● YOUR GOAL
Reproduce all of the data word for word.

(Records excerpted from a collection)
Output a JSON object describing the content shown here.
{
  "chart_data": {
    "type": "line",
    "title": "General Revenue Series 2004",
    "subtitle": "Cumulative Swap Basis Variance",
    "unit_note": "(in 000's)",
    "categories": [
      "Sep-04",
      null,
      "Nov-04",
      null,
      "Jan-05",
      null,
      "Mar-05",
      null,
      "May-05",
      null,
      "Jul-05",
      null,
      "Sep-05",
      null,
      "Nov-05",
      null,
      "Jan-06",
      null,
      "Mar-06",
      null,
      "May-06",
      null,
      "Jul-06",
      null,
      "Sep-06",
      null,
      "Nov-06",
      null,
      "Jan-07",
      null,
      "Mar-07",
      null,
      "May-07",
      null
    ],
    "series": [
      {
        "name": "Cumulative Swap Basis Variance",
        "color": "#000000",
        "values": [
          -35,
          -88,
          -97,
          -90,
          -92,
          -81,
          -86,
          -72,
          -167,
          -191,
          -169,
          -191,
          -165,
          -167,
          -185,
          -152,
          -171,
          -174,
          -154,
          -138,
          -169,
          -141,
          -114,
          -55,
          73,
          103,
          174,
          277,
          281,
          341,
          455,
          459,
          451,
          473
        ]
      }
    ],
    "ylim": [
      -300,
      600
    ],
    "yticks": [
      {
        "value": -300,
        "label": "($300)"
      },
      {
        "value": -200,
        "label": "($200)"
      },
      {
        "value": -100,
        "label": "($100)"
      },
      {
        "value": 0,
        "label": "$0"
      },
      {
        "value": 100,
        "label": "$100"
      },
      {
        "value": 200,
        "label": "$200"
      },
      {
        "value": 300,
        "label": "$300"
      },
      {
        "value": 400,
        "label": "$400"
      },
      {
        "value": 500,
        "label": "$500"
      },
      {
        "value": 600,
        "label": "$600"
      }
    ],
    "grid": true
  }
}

● ANSWER TO THIS TASK
Output a JSON object describing the content shown here.
{
  "chart_data": {
    "type": "line",
    "title": "General Revenue Series 2004",
    "subtitle": "Cumulative Swap Basis Variance",
    "unit_note": "(in 000's)",
    "categories": [
      "Sep-04",
      null,
      "Nov-04",
      null,
      "Jan-05",
      null,
      "Mar-05",
      null,
      "May-05",
      null,
      "Jul-05",
      null,
      "Sep-05",
      null,
      "Nov-05",
      null,
      "Jan-06",
      null,
      "Mar-06",
      null,
      "May-06",
      null,
      "Jul-06",
      null,
      "Sep-06",
      null,
      "Nov-06",
      null,
      "Jan-07",
      null,
      "Mar-07",
      null,
      "May-07",
      null
    ],
    "series": [
      {
        "name": "Cumulative Swap Basis Variance",
        "color": "#000000",
        "values": [
          -35,
          -88,
          -97,
          -90,
          -92,
          -81,
          -86,
          -72,
          -167,
          -191,
          -169,
          -191,
          -165,
          -167,
          -185,
          -152,
          -171,
          -174,
          -154,
          -138,
          -169,
          -141,
          -114,
          -55,
          73,
          103,
          174,
          277,
          281,
          341,
          455,
          459,
          451,
          473
        ]
      }
    ],
    "ylim": [
      -300,
      600
    ],
    "yticks": [
      {
        "value": -300,
        "label": "($300)"
      },
      {
        "value": -200,
        "label": "($200)"
      },
      {
        "value": -100,
        "label": "($100)"
      },
      {
        "value": 0,
        "label": "$0"
      },
      {
        "value": 100,
        "label": "$100"
      },
      {
        "value": 200,
        "label": "$200"
      },
      {
        "value": 300,
        "label": "$300"
      },
      {
        "value": 400,
        "label": "$400"
      },
      {
        "value": 500,
        "label": "$500"
      },
      {
        "value": 600,
        "label": "$600"
      }
    ],
    "grid": true
  }
}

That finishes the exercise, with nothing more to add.